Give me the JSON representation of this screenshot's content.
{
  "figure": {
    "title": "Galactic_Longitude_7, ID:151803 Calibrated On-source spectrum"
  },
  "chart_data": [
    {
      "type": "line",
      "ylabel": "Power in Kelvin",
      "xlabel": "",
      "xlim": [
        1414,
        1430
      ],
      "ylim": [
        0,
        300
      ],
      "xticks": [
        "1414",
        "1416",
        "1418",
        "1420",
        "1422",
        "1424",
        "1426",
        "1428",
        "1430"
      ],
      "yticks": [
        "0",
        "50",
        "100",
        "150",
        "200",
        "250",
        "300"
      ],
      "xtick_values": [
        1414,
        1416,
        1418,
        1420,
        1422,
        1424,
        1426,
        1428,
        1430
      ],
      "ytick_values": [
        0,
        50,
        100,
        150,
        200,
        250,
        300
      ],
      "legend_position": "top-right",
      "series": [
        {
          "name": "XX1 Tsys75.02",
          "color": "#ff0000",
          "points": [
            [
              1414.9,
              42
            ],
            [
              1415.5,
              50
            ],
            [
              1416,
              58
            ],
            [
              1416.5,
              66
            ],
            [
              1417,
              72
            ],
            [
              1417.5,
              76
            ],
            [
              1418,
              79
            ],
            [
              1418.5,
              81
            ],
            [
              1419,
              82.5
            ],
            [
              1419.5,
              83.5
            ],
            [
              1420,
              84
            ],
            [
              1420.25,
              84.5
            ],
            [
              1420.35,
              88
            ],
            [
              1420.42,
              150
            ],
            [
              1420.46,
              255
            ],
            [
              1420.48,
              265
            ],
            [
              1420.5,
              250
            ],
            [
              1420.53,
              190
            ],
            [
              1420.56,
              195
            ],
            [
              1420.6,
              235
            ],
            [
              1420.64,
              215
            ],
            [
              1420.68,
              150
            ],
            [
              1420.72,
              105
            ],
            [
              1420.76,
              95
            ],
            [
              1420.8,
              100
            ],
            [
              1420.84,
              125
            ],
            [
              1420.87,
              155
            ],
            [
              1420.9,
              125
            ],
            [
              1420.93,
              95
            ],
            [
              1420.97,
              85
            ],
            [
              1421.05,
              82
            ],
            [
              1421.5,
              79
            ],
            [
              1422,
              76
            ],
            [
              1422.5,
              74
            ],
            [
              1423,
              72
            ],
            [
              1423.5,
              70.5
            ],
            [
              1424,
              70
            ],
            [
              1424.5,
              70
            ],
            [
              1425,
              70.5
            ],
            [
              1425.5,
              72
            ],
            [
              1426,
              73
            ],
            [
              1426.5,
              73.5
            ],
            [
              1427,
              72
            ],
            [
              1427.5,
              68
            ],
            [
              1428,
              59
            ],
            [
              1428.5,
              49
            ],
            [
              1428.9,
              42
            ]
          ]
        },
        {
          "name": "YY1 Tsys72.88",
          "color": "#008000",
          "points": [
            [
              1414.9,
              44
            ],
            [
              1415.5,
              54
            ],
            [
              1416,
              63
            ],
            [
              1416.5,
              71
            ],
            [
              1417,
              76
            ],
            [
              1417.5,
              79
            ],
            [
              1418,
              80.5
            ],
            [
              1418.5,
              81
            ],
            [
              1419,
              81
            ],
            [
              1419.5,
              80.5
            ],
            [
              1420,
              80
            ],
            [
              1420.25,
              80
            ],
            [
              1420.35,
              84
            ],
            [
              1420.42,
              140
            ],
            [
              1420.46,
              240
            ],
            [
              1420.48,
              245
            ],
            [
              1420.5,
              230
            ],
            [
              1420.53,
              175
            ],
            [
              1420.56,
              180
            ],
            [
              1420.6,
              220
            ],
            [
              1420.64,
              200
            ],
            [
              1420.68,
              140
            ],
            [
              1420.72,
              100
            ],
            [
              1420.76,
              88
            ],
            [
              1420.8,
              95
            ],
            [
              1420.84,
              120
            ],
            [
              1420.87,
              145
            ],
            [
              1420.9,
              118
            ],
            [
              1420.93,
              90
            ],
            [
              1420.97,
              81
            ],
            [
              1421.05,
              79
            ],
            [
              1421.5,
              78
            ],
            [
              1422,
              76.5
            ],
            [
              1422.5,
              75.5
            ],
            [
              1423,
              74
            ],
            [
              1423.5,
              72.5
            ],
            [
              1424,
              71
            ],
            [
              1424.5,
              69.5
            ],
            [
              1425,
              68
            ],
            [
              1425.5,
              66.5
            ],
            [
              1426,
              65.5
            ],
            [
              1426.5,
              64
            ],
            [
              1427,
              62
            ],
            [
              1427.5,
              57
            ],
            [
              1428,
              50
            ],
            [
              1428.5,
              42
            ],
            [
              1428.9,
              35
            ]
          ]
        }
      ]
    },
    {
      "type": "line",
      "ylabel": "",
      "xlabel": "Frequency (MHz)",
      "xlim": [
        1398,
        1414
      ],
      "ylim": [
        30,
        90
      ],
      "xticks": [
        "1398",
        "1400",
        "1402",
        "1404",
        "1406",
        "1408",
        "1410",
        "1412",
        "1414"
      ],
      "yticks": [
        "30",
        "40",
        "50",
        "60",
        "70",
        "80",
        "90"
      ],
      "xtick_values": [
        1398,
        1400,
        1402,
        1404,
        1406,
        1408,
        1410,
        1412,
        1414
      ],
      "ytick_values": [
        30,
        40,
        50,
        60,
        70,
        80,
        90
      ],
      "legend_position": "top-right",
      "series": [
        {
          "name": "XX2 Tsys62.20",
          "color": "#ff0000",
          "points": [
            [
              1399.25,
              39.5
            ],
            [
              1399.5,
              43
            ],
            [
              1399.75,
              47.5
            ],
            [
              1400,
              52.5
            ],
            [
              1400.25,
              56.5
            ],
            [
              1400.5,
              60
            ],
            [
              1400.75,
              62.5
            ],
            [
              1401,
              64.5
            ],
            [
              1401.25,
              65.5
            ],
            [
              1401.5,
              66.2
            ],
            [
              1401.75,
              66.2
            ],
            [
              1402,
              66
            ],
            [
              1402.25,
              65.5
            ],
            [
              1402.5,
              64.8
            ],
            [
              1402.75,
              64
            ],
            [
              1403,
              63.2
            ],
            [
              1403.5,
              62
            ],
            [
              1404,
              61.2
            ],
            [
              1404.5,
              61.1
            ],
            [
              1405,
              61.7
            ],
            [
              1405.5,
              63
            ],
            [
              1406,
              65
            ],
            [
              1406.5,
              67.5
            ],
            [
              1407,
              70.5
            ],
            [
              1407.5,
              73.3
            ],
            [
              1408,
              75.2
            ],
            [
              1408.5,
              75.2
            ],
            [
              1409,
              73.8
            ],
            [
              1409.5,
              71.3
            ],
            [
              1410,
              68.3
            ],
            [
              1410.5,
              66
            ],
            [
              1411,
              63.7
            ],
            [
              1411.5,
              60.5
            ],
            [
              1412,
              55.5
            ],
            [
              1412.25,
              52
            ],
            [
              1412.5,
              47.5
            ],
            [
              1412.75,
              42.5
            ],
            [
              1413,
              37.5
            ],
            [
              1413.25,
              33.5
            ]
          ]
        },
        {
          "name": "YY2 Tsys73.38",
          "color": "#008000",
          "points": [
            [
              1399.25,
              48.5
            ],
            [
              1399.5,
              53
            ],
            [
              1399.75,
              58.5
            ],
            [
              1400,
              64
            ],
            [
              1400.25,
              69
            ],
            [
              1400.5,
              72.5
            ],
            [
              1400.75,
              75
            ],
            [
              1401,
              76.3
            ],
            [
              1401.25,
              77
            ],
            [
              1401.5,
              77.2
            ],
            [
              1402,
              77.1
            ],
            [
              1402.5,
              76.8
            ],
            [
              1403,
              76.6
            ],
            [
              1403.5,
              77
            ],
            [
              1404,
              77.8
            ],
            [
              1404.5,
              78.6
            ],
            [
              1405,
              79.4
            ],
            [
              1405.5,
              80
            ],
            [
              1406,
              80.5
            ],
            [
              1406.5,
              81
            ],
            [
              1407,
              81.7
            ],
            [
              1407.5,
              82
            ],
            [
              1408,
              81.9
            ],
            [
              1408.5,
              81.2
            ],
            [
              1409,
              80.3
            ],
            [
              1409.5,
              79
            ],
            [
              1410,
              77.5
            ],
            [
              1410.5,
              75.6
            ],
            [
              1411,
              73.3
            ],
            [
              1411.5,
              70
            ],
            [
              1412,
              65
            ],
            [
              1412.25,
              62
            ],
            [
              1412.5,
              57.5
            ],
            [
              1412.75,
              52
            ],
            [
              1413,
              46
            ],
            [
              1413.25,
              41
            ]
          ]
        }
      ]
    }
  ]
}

—————

EXERCISE INSTRUCTIONS:
Go through the entries above and copy every line containing "name".

RIGHT ANSWER:
          "name": "XX1 Tsys75.02",
          "name": "YY1 Tsys72.88",
          "name": "XX2 Tsys62.20",
          "name": "YY2 Tsys73.38",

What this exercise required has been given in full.